** Set task **
Locate each line below that includes "ObjectId" and reproduce it.

═════ Dataset rows ═════

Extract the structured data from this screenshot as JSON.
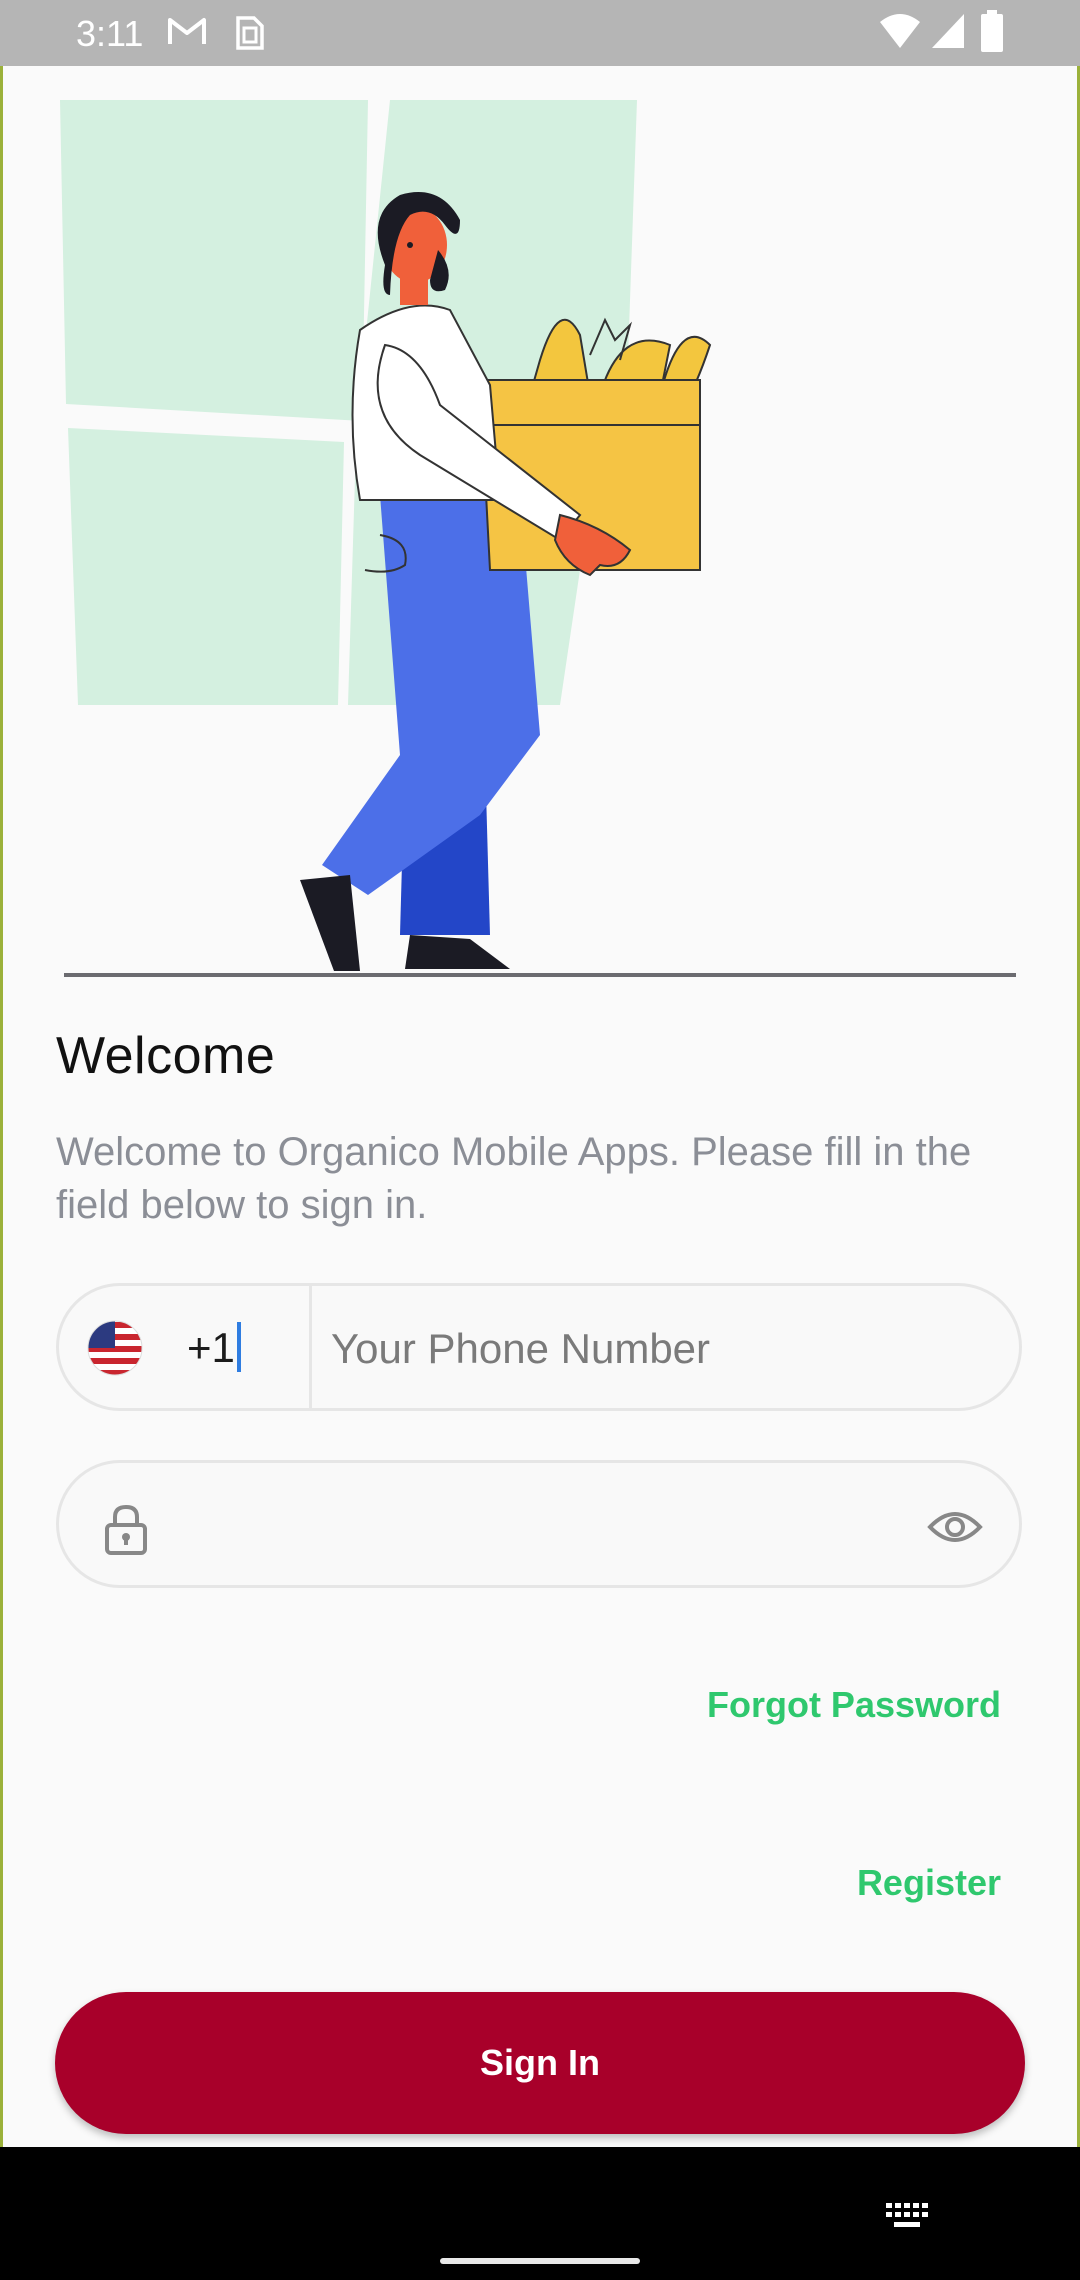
{
  "status_bar": {
    "time": "3:11",
    "icons": [
      "gmail-icon",
      "sim-alert-icon",
      "wifi-icon",
      "signal-icon",
      "battery-icon"
    ]
  },
  "welcome": {
    "title": "Welcome",
    "subtitle": "Welcome to Organico Mobile Apps. Please fill in the field below to sign in."
  },
  "phone": {
    "country_code": "+1",
    "flag": "us-flag-icon",
    "placeholder": "Your Phone Number",
    "value": ""
  },
  "password": {
    "value": "",
    "leading_icon": "lock-icon",
    "trailing_icon": "eye-icon"
  },
  "links": {
    "forgot_password": "Forgot Password",
    "register": "Register"
  },
  "actions": {
    "sign_in": "Sign In"
  },
  "colors": {
    "accent_green": "#2fc86e",
    "primary_button": "#a8002a",
    "status_bar": "#b5b5b5"
  }
}
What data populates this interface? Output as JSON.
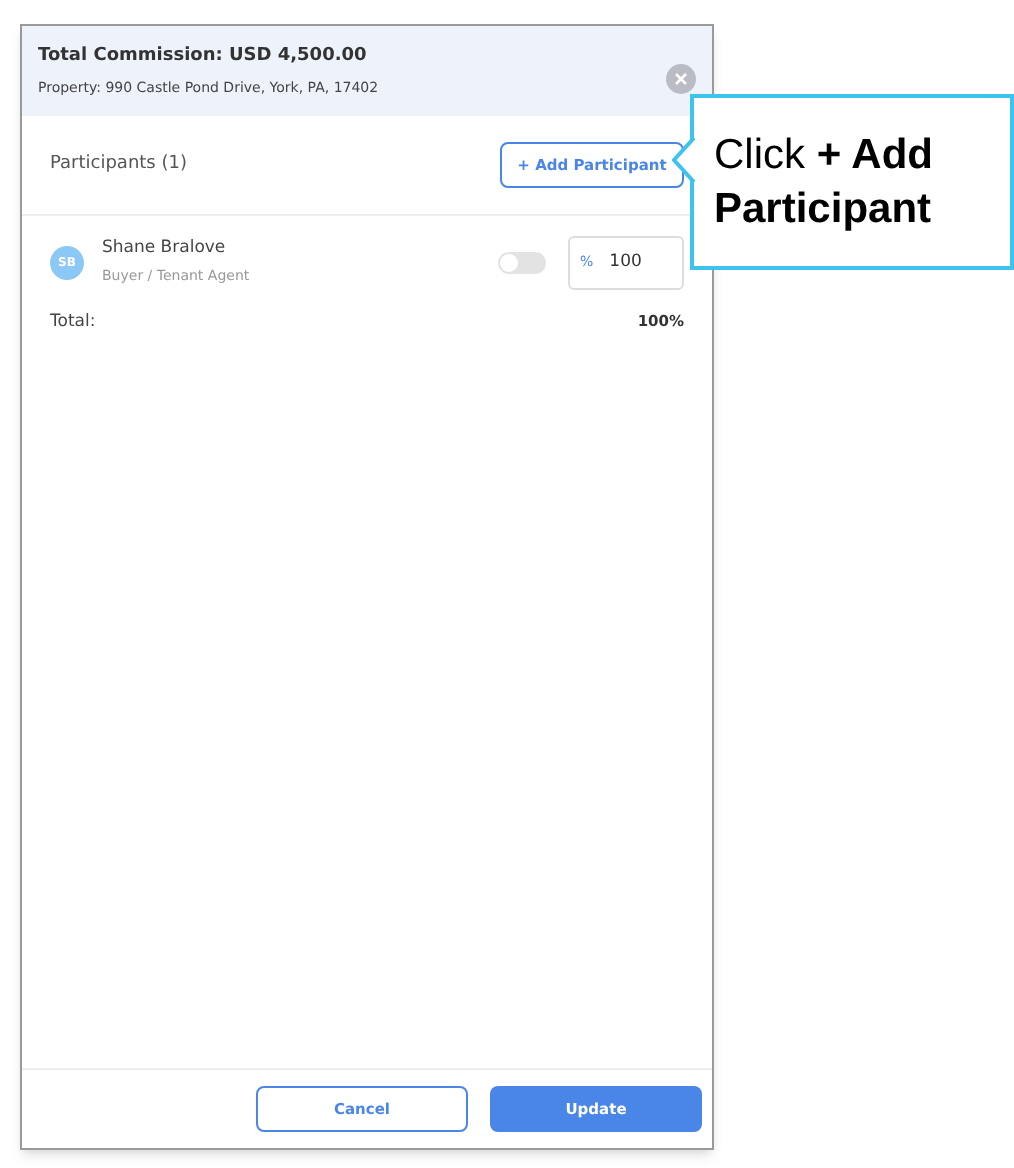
{
  "header": {
    "title": "Total Commission: USD 4,500.00",
    "subtitle": "Property: 990 Castle Pond Drive, York, PA, 17402"
  },
  "participants": {
    "heading": "Participants (1)",
    "add_button": "+ Add Participant",
    "rows": [
      {
        "initials": "SB",
        "name": "Shane Bralove",
        "role": "Buyer / Tenant Agent",
        "toggle_on": false,
        "unit": "%",
        "value": "100"
      }
    ],
    "total_label": "Total:",
    "total_value": "100%"
  },
  "footer": {
    "cancel": "Cancel",
    "update": "Update"
  },
  "callout": {
    "text": "Click **+ Add Participant**"
  }
}
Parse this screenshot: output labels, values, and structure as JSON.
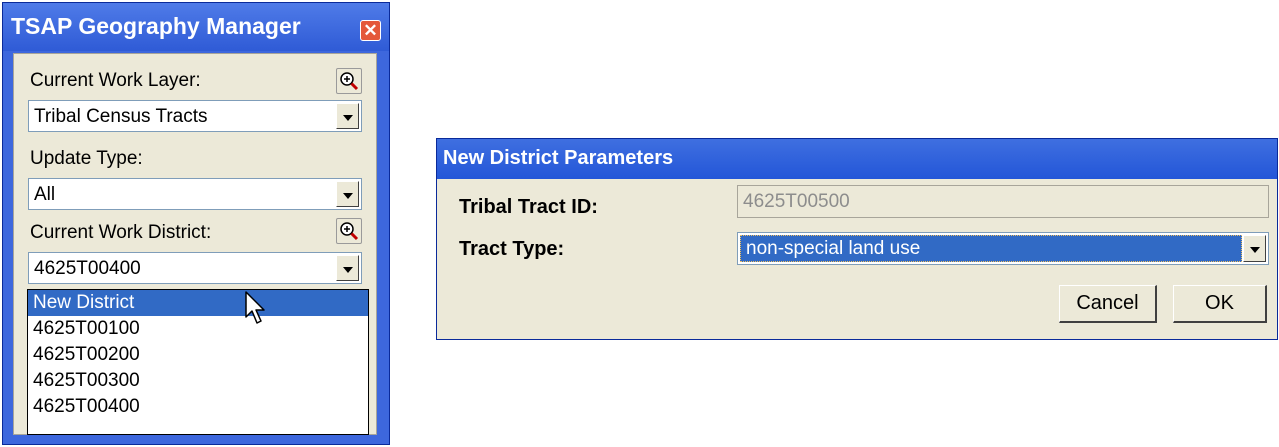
{
  "geo_manager": {
    "title": "TSAP Geography Manager",
    "current_work_layer_label": "Current Work Layer:",
    "current_work_layer_value": "Tribal Census Tracts",
    "update_type_label": "Update Type:",
    "update_type_value": "All",
    "current_work_district_label": "Current Work District:",
    "current_work_district_value": "4625T00400",
    "district_options": [
      "New District",
      "4625T00100",
      "4625T00200",
      "4625T00300",
      "4625T00400"
    ],
    "highlighted_option": "New District"
  },
  "new_district": {
    "title": "New District Parameters",
    "tribal_tract_id_label": "Tribal Tract ID:",
    "tribal_tract_id_value": "4625T00500",
    "tract_type_label": "Tract Type:",
    "tract_type_value": "non-special land use",
    "cancel_label": "Cancel",
    "ok_label": "OK"
  },
  "icons": [
    "zoom-in-icon",
    "close-icon",
    "chevron-down-icon",
    "mouse-cursor-icon"
  ],
  "colors": {
    "titlebar": "#3d67dd",
    "selection": "#316ac5",
    "close": "#e4583a",
    "dialog_bg": "#ece9d8"
  }
}
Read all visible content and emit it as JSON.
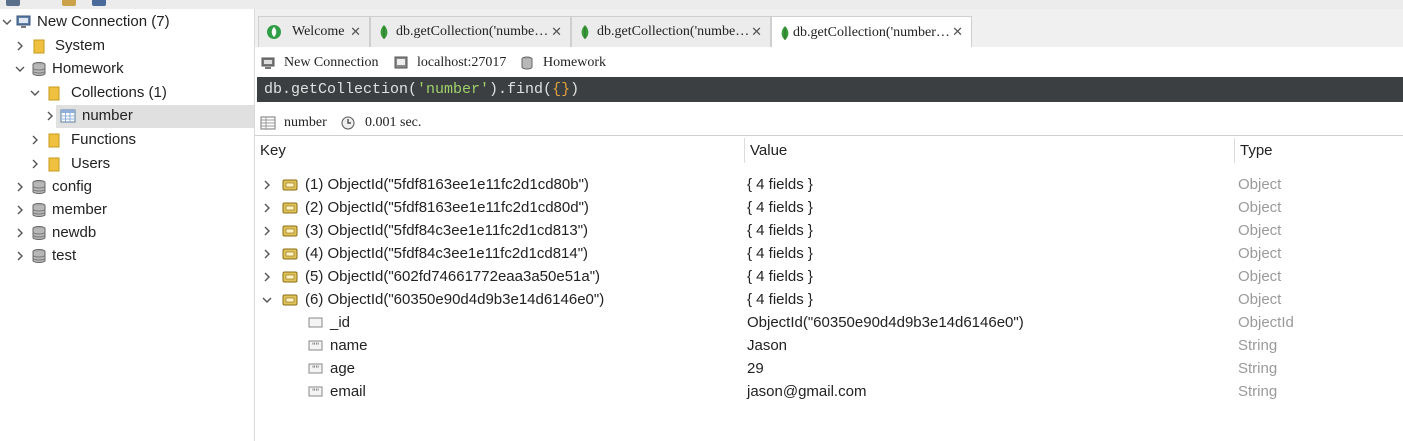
{
  "sidebar": {
    "items": [
      {
        "label": "New Connection (7)",
        "icon": "server-icon",
        "expanded": true
      },
      {
        "label": "System",
        "icon": "folder-icon",
        "expanded": false
      },
      {
        "label": "Homework",
        "icon": "database-icon",
        "expanded": true
      },
      {
        "label": "Collections (1)",
        "icon": "folder-icon",
        "expanded": true
      },
      {
        "label": "number",
        "icon": "table-icon",
        "expanded": false,
        "selected": true
      },
      {
        "label": "Functions",
        "icon": "folder-icon",
        "expanded": false
      },
      {
        "label": "Users",
        "icon": "folder-icon",
        "expanded": false
      },
      {
        "label": "config",
        "icon": "database-icon",
        "expanded": false
      },
      {
        "label": "member",
        "icon": "database-icon",
        "expanded": false
      },
      {
        "label": "newdb",
        "icon": "database-icon",
        "expanded": false
      },
      {
        "label": "test",
        "icon": "database-icon",
        "expanded": false
      }
    ]
  },
  "tabs": [
    {
      "label": "Welcome",
      "active": false
    },
    {
      "label": "db.getCollection('numbe…",
      "active": false
    },
    {
      "label": "db.getCollection('numbe…",
      "active": false
    },
    {
      "label": "db.getCollection('number…",
      "active": true
    }
  ],
  "info": {
    "connection": "New Connection",
    "host": "localhost:27017",
    "database": "Homework"
  },
  "query": {
    "prefix": "db.getCollection(",
    "string": "'number'",
    "mid": ").find(",
    "brace": "{}",
    "suffix": ")"
  },
  "status": {
    "collection": "number",
    "time": "0.001 sec."
  },
  "columns": {
    "key": "Key",
    "value": "Value",
    "type": "Type"
  },
  "rows": [
    {
      "key": "(1) ObjectId(\"5fdf8163ee1e11fc2d1cd80b\")",
      "value": "{ 4 fields }",
      "type": "Object"
    },
    {
      "key": "(2) ObjectId(\"5fdf8163ee1e11fc2d1cd80d\")",
      "value": "{ 4 fields }",
      "type": "Object"
    },
    {
      "key": "(3) ObjectId(\"5fdf84c3ee1e11fc2d1cd813\")",
      "value": "{ 4 fields }",
      "type": "Object"
    },
    {
      "key": "(4) ObjectId(\"5fdf84c3ee1e11fc2d1cd814\")",
      "value": "{ 4 fields }",
      "type": "Object"
    },
    {
      "key": "(5) ObjectId(\"602fd74661772eaa3a50e51a\")",
      "value": "{ 4 fields }",
      "type": "Object"
    },
    {
      "key": "(6) ObjectId(\"60350e90d4d9b3e14d6146e0\")",
      "value": "{ 4 fields }",
      "type": "Object"
    }
  ],
  "fields": [
    {
      "key": "_id",
      "value": "ObjectId(\"60350e90d4d9b3e14d6146e0\")",
      "type": "ObjectId"
    },
    {
      "key": "name",
      "value": "Jason",
      "type": "String"
    },
    {
      "key": "age",
      "value": "29",
      "type": "String"
    },
    {
      "key": "email",
      "value": "jason@gmail.com",
      "type": "String"
    }
  ]
}
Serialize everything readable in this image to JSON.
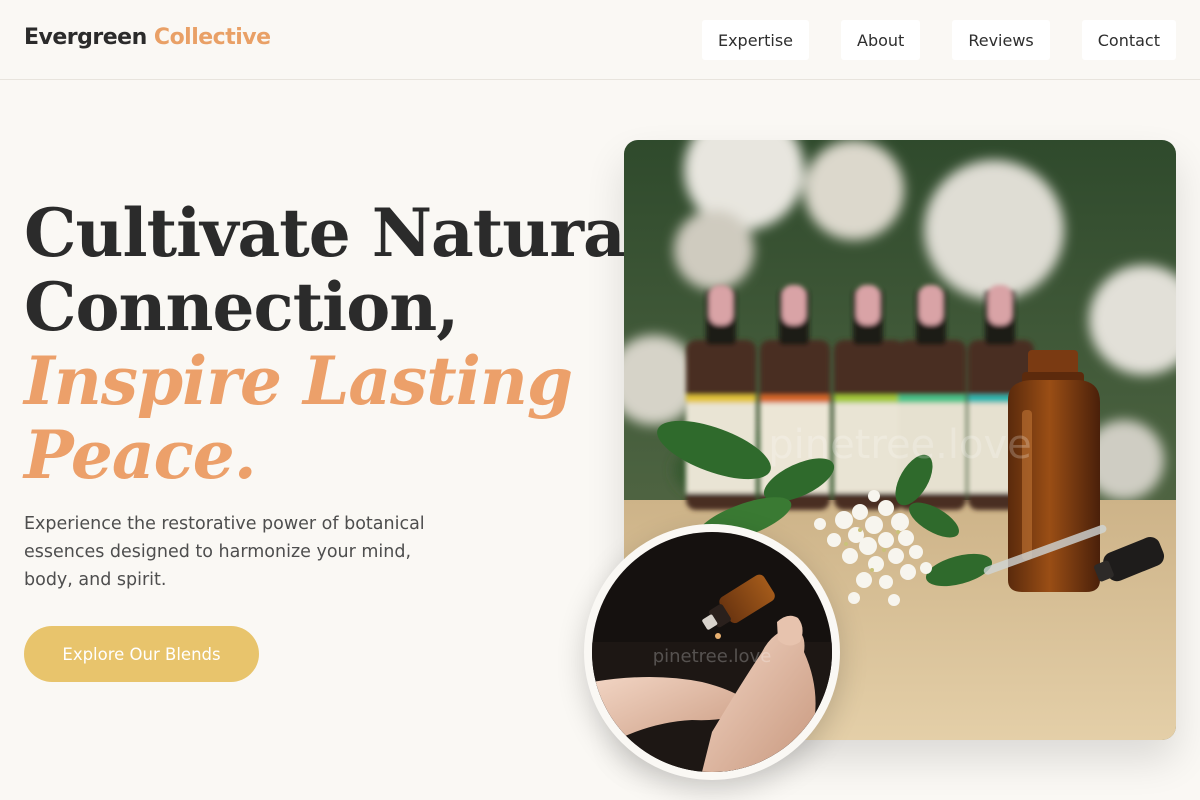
{
  "brand": {
    "name_part1": "Evergreen",
    "name_part2": "Collective"
  },
  "nav": [
    "Expertise",
    "About",
    "Reviews",
    "Contact"
  ],
  "hero": {
    "headline_line1": "Cultivate Natural",
    "headline_line2": "Connection,",
    "headline_accent_line1": "Inspire Lasting",
    "headline_accent_line2": "Peace.",
    "lead": "Experience the restorative power of botanical essences designed to harmonize your mind, body, and spirit.",
    "cta_label": "Explore Our Blends"
  },
  "images": {
    "main_watermark": "pinetree.love",
    "inset_watermark": "pinetree.love"
  },
  "colors": {
    "background": "#faf8f4",
    "brand_accent": "#e9a066",
    "headline_accent": "#eca06a",
    "cta": "#e8c46c",
    "text": "#2b2b2b"
  },
  "icons": [
    "tincture-bottles-photo",
    "dropper-hand-photo"
  ]
}
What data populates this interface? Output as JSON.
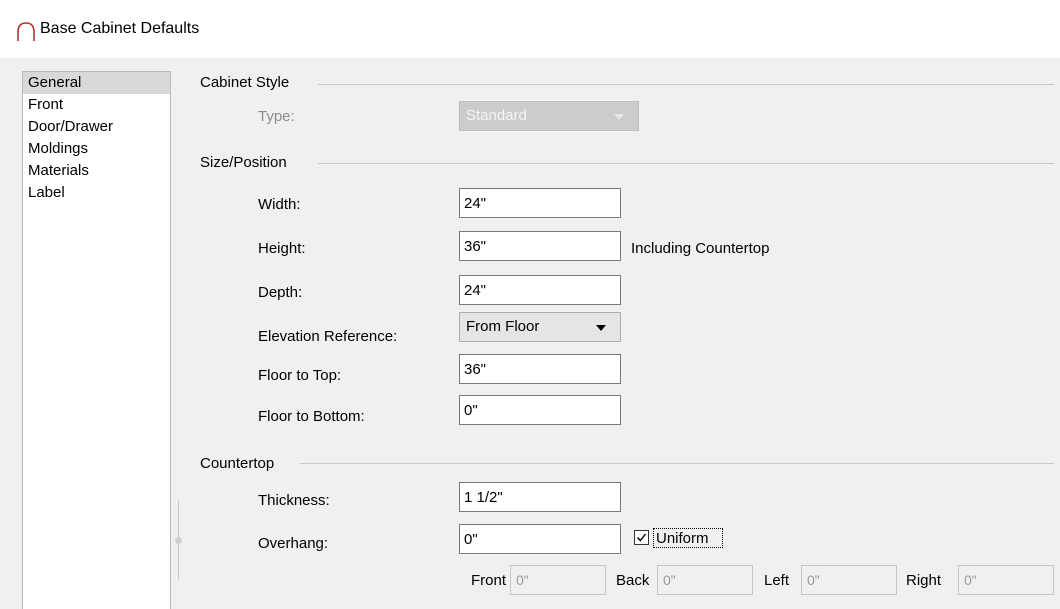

═════

** Expected answer **
      "key": "(1) ObjectId(\"5fdf8163ee1e11fc2d1cd80b\")",
      "key": "(2) ObjectId(\"5fdf8163ee1e11fc2d1cd80d\")",
      "key": "(3) ObjectId(\"5fdf84c3ee1e11fc2d1cd813\")",
      "key": "(4) ObjectId(\"5fdf84c3ee1e11fc2d1cd814\")",
      "key": "(5) ObjectId(\"602fd74661772eaa3a50e51a\")",
      "key": "(6) ObjectId(\"60350e90d4d9b3e14d6146e0\")",
      "value": "ObjectId(\"60350e90d4d9b3e14d6146e0\")",
      "type": "ObjectId"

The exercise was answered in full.